WHAT YOU ARE ASKED TO DO: Every line holding the string "this" should be gathered.

◆ ◆ ◆ ◆

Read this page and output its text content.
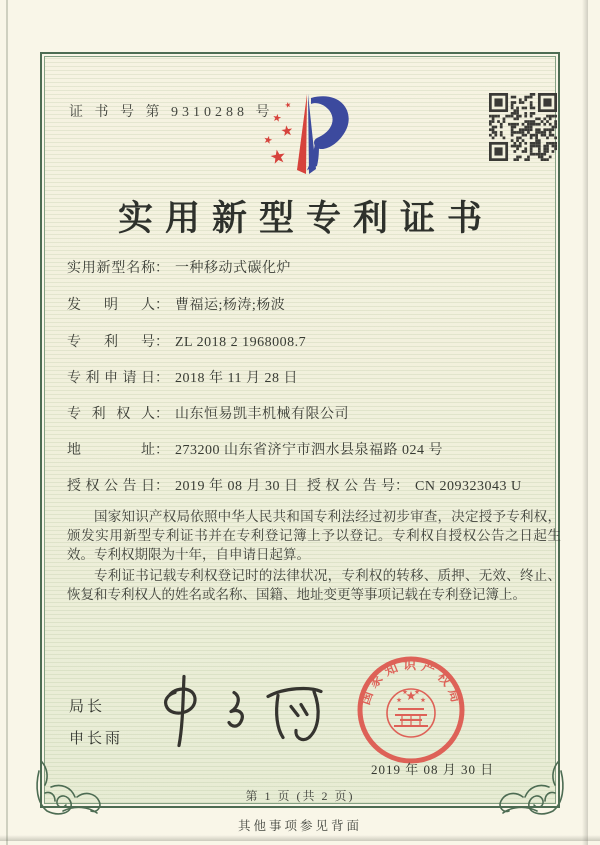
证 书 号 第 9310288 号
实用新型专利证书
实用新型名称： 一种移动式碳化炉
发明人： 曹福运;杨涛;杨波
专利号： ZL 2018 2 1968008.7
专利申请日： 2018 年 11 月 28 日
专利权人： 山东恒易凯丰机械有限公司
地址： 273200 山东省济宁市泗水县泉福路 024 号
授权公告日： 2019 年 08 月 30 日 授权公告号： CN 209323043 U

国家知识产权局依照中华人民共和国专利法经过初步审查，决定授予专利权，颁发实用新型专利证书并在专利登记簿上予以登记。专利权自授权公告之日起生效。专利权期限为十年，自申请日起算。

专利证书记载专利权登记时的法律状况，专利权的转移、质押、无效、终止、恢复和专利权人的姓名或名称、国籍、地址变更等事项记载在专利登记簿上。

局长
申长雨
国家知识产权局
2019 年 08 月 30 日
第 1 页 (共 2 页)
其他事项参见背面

◆ ◆ ◆ ◆

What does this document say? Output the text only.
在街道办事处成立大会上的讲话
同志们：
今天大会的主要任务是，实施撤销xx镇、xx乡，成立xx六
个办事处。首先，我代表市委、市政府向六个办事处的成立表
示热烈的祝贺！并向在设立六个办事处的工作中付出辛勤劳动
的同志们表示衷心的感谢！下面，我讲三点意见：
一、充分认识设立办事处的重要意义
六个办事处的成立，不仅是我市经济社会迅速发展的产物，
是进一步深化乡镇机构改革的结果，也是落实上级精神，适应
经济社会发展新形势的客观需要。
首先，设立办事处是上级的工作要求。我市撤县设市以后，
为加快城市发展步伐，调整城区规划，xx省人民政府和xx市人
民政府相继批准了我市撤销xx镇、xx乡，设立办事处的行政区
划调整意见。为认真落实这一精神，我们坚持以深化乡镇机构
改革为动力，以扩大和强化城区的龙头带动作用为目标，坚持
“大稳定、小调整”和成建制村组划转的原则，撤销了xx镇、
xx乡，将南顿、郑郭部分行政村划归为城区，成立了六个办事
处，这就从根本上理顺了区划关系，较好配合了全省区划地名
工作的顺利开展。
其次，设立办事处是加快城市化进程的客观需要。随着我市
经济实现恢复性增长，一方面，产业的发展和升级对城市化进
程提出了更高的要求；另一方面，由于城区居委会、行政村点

◆ ◆ ◆ ◆

EXERCISE RESPONSE:
Read this page and output its text content.
What does this document say? Output the text only.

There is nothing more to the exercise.